BEGIN

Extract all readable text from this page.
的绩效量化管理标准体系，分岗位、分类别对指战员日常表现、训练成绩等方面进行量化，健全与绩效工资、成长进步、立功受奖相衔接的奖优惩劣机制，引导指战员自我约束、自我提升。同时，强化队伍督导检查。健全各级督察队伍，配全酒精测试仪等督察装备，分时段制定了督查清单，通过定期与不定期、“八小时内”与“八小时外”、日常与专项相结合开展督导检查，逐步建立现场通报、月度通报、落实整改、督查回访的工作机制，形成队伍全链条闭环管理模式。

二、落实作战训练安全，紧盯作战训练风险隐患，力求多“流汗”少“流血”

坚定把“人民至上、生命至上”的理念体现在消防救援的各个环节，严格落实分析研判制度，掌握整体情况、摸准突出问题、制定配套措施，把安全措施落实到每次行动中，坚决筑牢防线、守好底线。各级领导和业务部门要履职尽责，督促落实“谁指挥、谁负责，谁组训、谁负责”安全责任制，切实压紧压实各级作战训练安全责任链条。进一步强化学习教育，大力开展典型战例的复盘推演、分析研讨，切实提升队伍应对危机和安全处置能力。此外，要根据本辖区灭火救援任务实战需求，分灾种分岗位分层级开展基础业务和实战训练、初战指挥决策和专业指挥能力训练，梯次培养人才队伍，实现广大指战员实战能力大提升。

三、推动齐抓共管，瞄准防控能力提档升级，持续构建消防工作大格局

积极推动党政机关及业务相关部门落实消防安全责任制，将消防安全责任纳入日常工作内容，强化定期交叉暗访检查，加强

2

END

What is required:
The entries above must be returned exactly.

Right answer:
Extract all readable text from this page.
的绩效量化管理标准体系，分岗位、分类别对指战员日常表现、训练成绩等方面进行量化，健全与绩效工资、成长进步、立功受奖相衔接的奖优惩劣机制，引导指战员自我约束、自我提升。同时，强化队伍督导检查。健全各级督察队伍，配全酒精测试仪等督察装备，分时段制定了督查清单，通过定期与不定期、“八小时内”与“八小时外”、日常与专项相结合开展督导检查，逐步建立现场通报、月度通报、落实整改、督查回访的工作机制，形成队伍全链条闭环管理模式。

二、落实作战训练安全，紧盯作战训练风险隐患，力求多“流汗”少“流血”

坚定把“人民至上、生命至上”的理念体现在消防救援的各个环节，严格落实分析研判制度，掌握整体情况、摸准突出问题、制定配套措施，把安全措施落实到每次行动中，坚决筑牢防线、守好底线。各级领导和业务部门要履职尽责，督促落实“谁指挥、谁负责，谁组训、谁负责”安全责任制，切实压紧压实各级作战训练安全责任链条。进一步强化学习教育，大力开展典型战例的复盘推演、分析研讨，切实提升队伍应对危机和安全处置能力。此外，要根据本辖区灭火救援任务实战需求，分灾种分岗位分层级开展基础业务和实战训练、初战指挥决策和专业指挥能力训练，梯次培养人才队伍，实现广大指战员实战能力大提升。

三、推动齐抓共管，瞄准防控能力提档升级，持续构建消防工作大格局

积极推动党政机关及业务相关部门落实消防安全责任制，将消防安全责任纳入日常工作内容，强化定期交叉暗访检查，加强

2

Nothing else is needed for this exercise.